** start Input **

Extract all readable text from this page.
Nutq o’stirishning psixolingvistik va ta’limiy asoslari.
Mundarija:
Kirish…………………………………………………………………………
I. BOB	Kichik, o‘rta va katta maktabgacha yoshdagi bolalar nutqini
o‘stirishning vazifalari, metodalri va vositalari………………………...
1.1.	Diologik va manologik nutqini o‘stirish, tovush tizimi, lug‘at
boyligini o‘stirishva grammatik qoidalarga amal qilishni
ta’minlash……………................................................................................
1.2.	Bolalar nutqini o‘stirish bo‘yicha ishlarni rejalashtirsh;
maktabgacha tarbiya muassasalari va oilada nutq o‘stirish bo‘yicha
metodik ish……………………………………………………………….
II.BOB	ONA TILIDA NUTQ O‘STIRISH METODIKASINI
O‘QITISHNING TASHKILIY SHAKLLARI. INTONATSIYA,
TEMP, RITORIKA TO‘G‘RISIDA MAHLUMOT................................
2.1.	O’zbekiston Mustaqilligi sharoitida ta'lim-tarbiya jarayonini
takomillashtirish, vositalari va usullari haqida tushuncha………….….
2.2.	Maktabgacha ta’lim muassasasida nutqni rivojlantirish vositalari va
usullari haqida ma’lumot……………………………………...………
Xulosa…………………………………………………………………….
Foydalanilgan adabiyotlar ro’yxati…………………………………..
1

** end Input **

[Task]:
Give back all the data exactly as written.

[Solved exercise]:
Extract all readable text from this page.
Nutq o’stirishning psixolingvistik va ta’limiy asoslari.
Mundarija:
Kirish…………………………………………………………………………
I. BOB	Kichik, o‘rta va katta maktabgacha yoshdagi bolalar nutqini
o‘stirishning vazifalari, metodalri va vositalari………………………...
1.1.	Diologik va manologik nutqini o‘stirish, tovush tizimi, lug‘at
boyligini o‘stirishva grammatik qoidalarga amal qilishni
ta’minlash……………................................................................................
1.2.	Bolalar nutqini o‘stirish bo‘yicha ishlarni rejalashtirsh;
maktabgacha tarbiya muassasalari va oilada nutq o‘stirish bo‘yicha
metodik ish……………………………………………………………….
II.BOB	ONA TILIDA NUTQ O‘STIRISH METODIKASINI
O‘QITISHNING TASHKILIY SHAKLLARI. INTONATSIYA,
TEMP, RITORIKA TO‘G‘RISIDA MAHLUMOT................................
2.1.	O’zbekiston Mustaqilligi sharoitida ta'lim-tarbiya jarayonini
takomillashtirish, vositalari va usullari haqida tushuncha………….….
2.2.	Maktabgacha ta’lim muassasasida nutqni rivojlantirish vositalari va
usullari haqida ma’lumot……………………………………...………
Xulosa…………………………………………………………………….
Foydalanilgan adabiyotlar ro’yxati…………………………………..
1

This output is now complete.